==== TEXT PASSAGE

I'm going to go against the grain and say that I get a better response with green in my mare's tail compared to people that use red. I use a green ribbon which is a bit more obvious than green tape


----------



## Christmas Crumpet (1 November 2012)

I used to hunt my ex racehorse in both - green because he was young and very green and red because he would lash out if you used him as a brake. It may have been excessive but it did mean that people kept out of our way!!

Do whatever you feel best.


----------



## arizonahoney (1 November 2012)

Forever_broke said:



			Also how long do I leave green in his tail as planning on taking him most Saturdays. I was thinking the first 4 or 5 times until he settles and gains experience. Is this right or do I only need to do it the first time?
		
Click to expand...

Keep it on until you feel he is predictable / mannerly on the field.


----------



## Polotash (1 November 2012)

Go for both. Then people will know he's a "baby kicker" i.e. unpredictable, rather than a real nasty kicker!


----------



## Sparkles (1 November 2012)

========
==== RECORDS

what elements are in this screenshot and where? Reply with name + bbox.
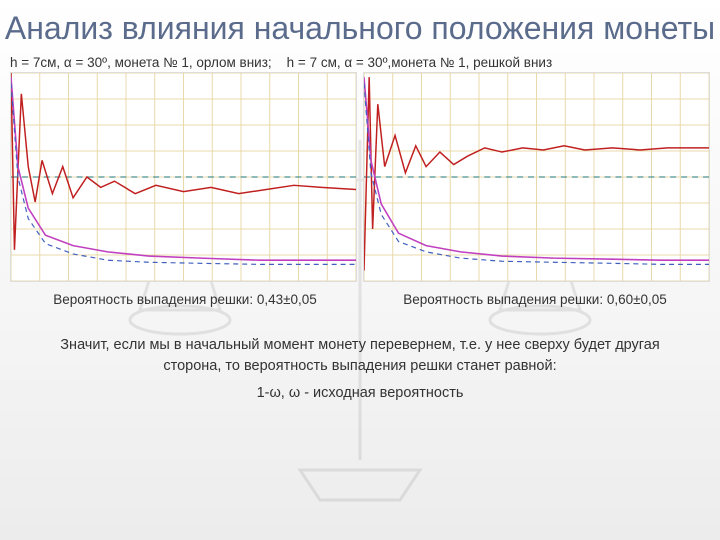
probability-row: Вероятность выпадения решки: 0,43±0,05 В… bbox=[10, 292, 710, 307]
caption-right: h = 7 см, α = 30º,монета № 1, решкой вни… bbox=[287, 55, 552, 70]
conclusion-text: Значит, если мы в начальный момент монет… bbox=[40, 335, 680, 377]
conclusion-formula: 1-ω, ω - исходная вероятность bbox=[40, 385, 680, 401]
probability-left: Вероятность выпадения решки: 0,43±0,05 bbox=[10, 292, 360, 307]
probability-right: Вероятность выпадения решки: 0,60±0,05 bbox=[360, 292, 710, 307]
charts-row bbox=[10, 72, 710, 282]
chart-left bbox=[10, 72, 357, 282]
chart-captions: h = 7см, α = 30º, монета № 1, орлом вниз… bbox=[10, 55, 710, 70]
slide-title: Анализ влияния начального положения моне… bbox=[0, 0, 720, 47]
caption-left: h = 7см, α = 30º, монета № 1, орлом вниз… bbox=[10, 55, 272, 70]
chart-right bbox=[363, 72, 710, 282]
slide: Анализ влияния начального положения моне… bbox=[0, 0, 720, 540]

========

▶ PROBLEM SET:
A – Can you extract the passage of the tail ribbon thread from "## arizonahoney (1" up to and including "the first time?"?
B – In the tail ribbon thread, how would you shorten the paragraph that begins "I used to hunt my ex racehorse" while keeping its main facts?
C – Could you carry on the tail ribbon thread from where it stops?

▶ EXERCISE RESULTS:
A –
## arizonahoney (1 November 2012)

Forever_broke said:



			Also how long do I leave green in his tail as planning on taking him most Saturdays. I was thinking the first 4 or 5 times until he settles and gains experience. Is this right or do I only need to do it the first time?

B – The writer hunted an ex-racehorse wearing both ribbons: green because he was young and inexperienced, and red because he kicked if used as a brake. It may have been excessive, but people kept clear.

C –
I'd personally stick with green. I don't like being thought of as owning/riding out a kicker, if it's not one. But then, it's a pet peeve of mine, having kickers out hunting.


----------



## JenHunt (1 November 2012)

I'd just put a green one in, at least until you know.


----------



## RunToEarth (1 November 2012)

Pet hate of mine having red ribbons in horses tails who don't kick, because kickers should be at the back of the field. Just put a Green in.


----------



## irishdraft (1 November 2012)

Also be aware that if your horse kicks and badly injures another rider/horse a red ribbon could be a liability issue, i always only use a green ribbon for a youngster.


----------



## ofcourseyoucan (1 November 2012)

i would go with both for the first couple of days! i disagree with irish draft as by wearing a red ribbon or tape you are warning others to keep out of the way. if they fail to stay 3 feet from your horses bottom then it is their choice and risk. obvs try to keep your horse in a space if you can! i find colored electrical tape round top of tail better than a ribbon i do bands of about 1.5 to 2 inches so clearly visable. nothing worse than someone using your horses bottom as a braking system! enjoy your hunting.. once you have a few days under your belt you can decide on red or green which ever is more appropriate!


----------



## JenHunt (2 November 2012)

ofcourseyoucan said:



			i disagree with irish draft as by wearing a red ribbon or tape you are warning others to keep out of the way. if they fail to stay 3 feet from your horses bottom then it is their choice and risk.
		
Click to expand...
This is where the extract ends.